__What the task asks__: Leaving out all images, write out the records that follow exactly.
———
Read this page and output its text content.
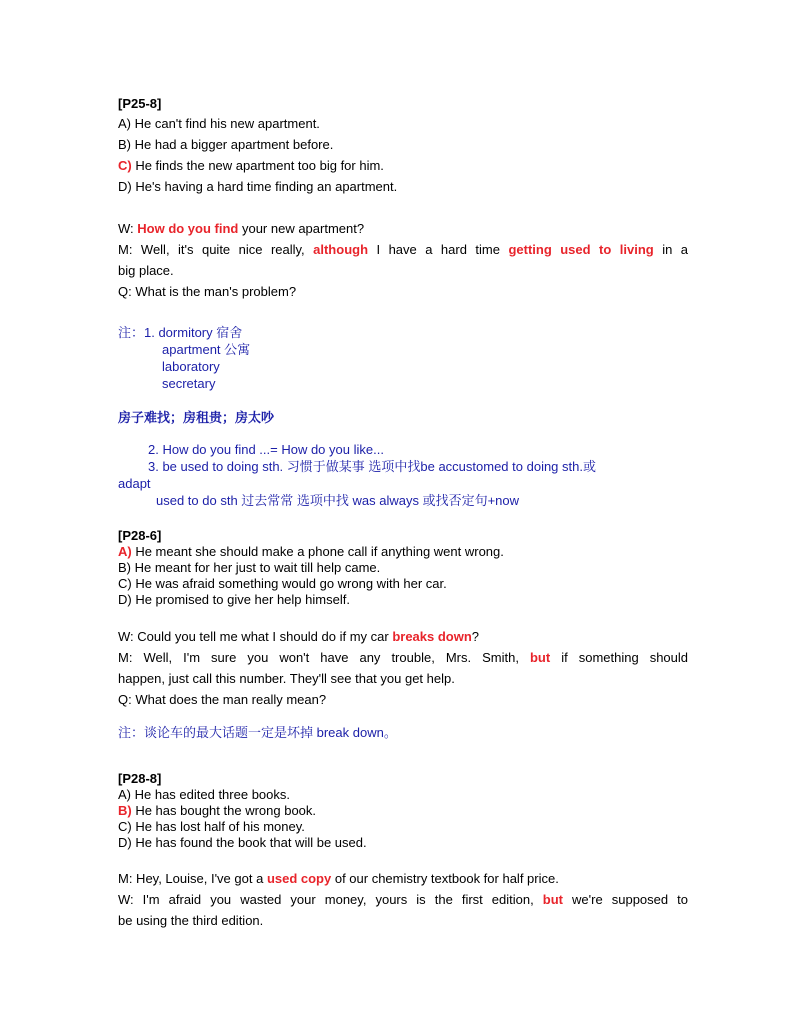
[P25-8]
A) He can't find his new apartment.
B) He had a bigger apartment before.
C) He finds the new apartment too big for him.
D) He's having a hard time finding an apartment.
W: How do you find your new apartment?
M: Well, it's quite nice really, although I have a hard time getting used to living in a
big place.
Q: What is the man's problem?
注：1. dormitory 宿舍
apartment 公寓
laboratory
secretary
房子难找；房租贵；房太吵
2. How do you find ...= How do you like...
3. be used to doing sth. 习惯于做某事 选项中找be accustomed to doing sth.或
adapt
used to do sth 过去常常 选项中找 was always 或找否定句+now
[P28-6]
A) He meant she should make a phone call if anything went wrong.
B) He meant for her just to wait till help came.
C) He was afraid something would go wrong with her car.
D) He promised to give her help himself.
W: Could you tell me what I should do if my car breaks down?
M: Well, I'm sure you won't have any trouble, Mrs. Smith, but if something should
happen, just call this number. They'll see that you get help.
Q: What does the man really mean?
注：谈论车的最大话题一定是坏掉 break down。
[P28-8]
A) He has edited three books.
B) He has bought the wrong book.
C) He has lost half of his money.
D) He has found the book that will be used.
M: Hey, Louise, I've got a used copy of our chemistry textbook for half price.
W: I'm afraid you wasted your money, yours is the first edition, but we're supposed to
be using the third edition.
———
__Answer for this exercise__:
Read this page and output its text content.
[P25-8]
A) He can't find his new apartment.
B) He had a bigger apartment before.
C) He finds the new apartment too big for him.
D) He's having a hard time finding an apartment.
W: How do you find your new apartment?
M: Well, it's quite nice really, although I have a hard time getting used to living in a
big place.
Q: What is the man's problem?
注：1. dormitory 宿舍
apartment 公寓
laboratory
secretary
房子难找；房租贵；房太吵
2. How do you find ...= How do you like...
3. be used to doing sth. 习惯于做某事 选项中找be accustomed to doing sth.或
adapt
used to do sth 过去常常 选项中找 was always 或找否定句+now
[P28-6]
A) He meant she should make a phone call if anything went wrong.
B) He meant for her just to wait till help came.
C) He was afraid something would go wrong with her car.
D) He promised to give her help himself.
W: Could you tell me what I should do if my car breaks down?
M: Well, I'm sure you won't have any trouble, Mrs. Smith, but if something should
happen, just call this number. They'll see that you get help.
Q: What does the man really mean?
注：谈论车的最大话题一定是坏掉 break down。
[P28-8]
A) He has edited three books.
B) He has bought the wrong book.
C) He has lost half of his money.
D) He has found the book that will be used.
M: Hey, Louise, I've got a used copy of our chemistry textbook for half price.
W: I'm afraid you wasted your money, yours is the first edition, but we're supposed to
be using the third edition.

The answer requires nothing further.